» **GOAL**: Quote all of the data exactly as given. Skip every picture it contains.
<<<<
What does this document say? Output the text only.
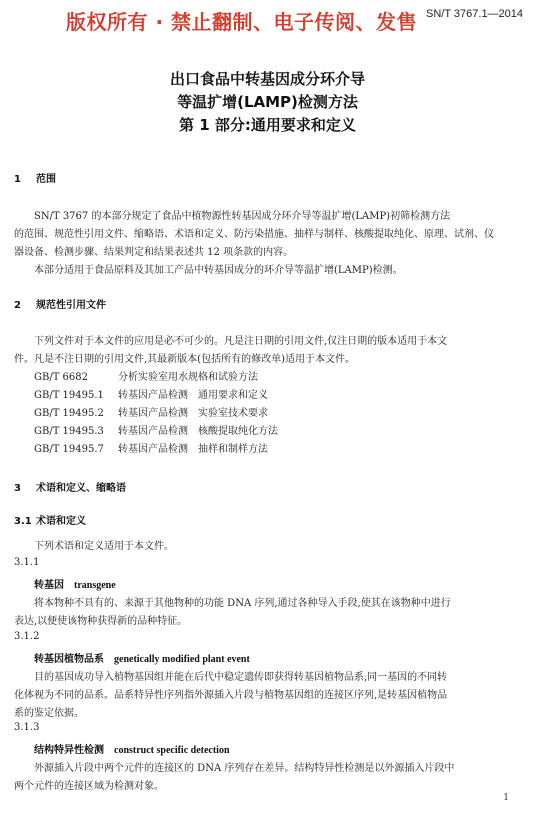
版权所有 · 禁止翻制、电子传阅、发售 SN/T 3767.1—2014
出口食品中转基因成分环介导
等温扩增(LAMP)检测方法
第 1 部分:通用要求和定义
1 范围
SN/T 3767 的本部分规定了食品中植物源性转基因成分环介导等温扩增(LAMP)初筛检测方法
的范围、规范性引用文件、缩略语、术语和定义、防污染措施、抽样与制样、核酸提取纯化、原理、试剂、仪
器设备、检测步骤、结果判定和结果表述共 12 项条款的内容。
本部分适用于食品原料及其加工产品中转基因成分的环介导等温扩增(LAMP)检测。
2 规范性引用文件
下列文件对于本文件的应用是必不可少的。凡是注日期的引用文件,仅注日期的版本适用于本文
件。凡是不注日期的引用文件,其最新版本(包括所有的修改单)适用于本文件。
GB/T 6682	分析实验室用水规格和试验方法
GB/T 19495.1 转基因产品检测　通用要求和定义
GB/T 19495.2 转基因产品检测　实验室技术要求
GB/T 19495.3 转基因产品检测　核酸提取纯化方法
GB/T 19495.7 转基因产品检测　抽样和制样方法
3 术语和定义、缩略语
3.1 术语和定义
下列术语和定义适用于本文件。
3.1.1
转基因 transgene
将本物种不具有的、来源于其他物种的功能 DNA 序列,通过各种导入手段,使其在该物种中进行
表达,以便使该物种获得新的品种特征。
3.1.2
转基因植物品系 genetically modified plant event
目的基因成功导入植物基因组并能在后代中稳定遗传即获得转基因植物品系,同一基因的不同转
化体视为不同的品系。品系特异性序列指外源插入片段与植物基因组的连接区序列,是转基因植物品
系的鉴定依据。
3.1.3
结构特异性检测 construct specific detection
外源插入片段中两个元件的连接区的 DNA 序列存在差异。结构特异性检测是以外源插入片段中
两个元件的连接区域为检测对象。
1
>>>>
» **RESPONSE**:
What does this document say? Output the text only.
版权所有 · 禁止翻制、电子传阅、发售 SN/T 3767.1—2014
出口食品中转基因成分环介导
等温扩增(LAMP)检测方法
第 1 部分:通用要求和定义
1 范围
SN/T 3767 的本部分规定了食品中植物源性转基因成分环介导等温扩增(LAMP)初筛检测方法
的范围、规范性引用文件、缩略语、术语和定义、防污染措施、抽样与制样、核酸提取纯化、原理、试剂、仪
器设备、检测步骤、结果判定和结果表述共 12 项条款的内容。
本部分适用于食品原料及其加工产品中转基因成分的环介导等温扩增(LAMP)检测。
2 规范性引用文件
下列文件对于本文件的应用是必不可少的。凡是注日期的引用文件,仅注日期的版本适用于本文
件。凡是不注日期的引用文件,其最新版本(包括所有的修改单)适用于本文件。
GB/T 6682	分析实验室用水规格和试验方法
GB/T 19495.1 转基因产品检测　通用要求和定义
GB/T 19495.2 转基因产品检测　实验室技术要求
GB/T 19495.3 转基因产品检测　核酸提取纯化方法
GB/T 19495.7 转基因产品检测　抽样和制样方法
3 术语和定义、缩略语
3.1 术语和定义
下列术语和定义适用于本文件。
3.1.1
转基因 transgene
将本物种不具有的、来源于其他物种的功能 DNA 序列,通过各种导入手段,使其在该物种中进行
表达,以便使该物种获得新的品种特征。
3.1.2
转基因植物品系 genetically modified plant event
目的基因成功导入植物基因组并能在后代中稳定遗传即获得转基因植物品系,同一基因的不同转
化体视为不同的品系。品系特异性序列指外源插入片段与植物基因组的连接区序列,是转基因植物品
系的鉴定依据。
3.1.3
结构特异性检测 construct specific detection
外源插入片段中两个元件的连接区的 DNA 序列存在差异。结构特异性检测是以外源插入片段中
两个元件的连接区域为检测对象。
1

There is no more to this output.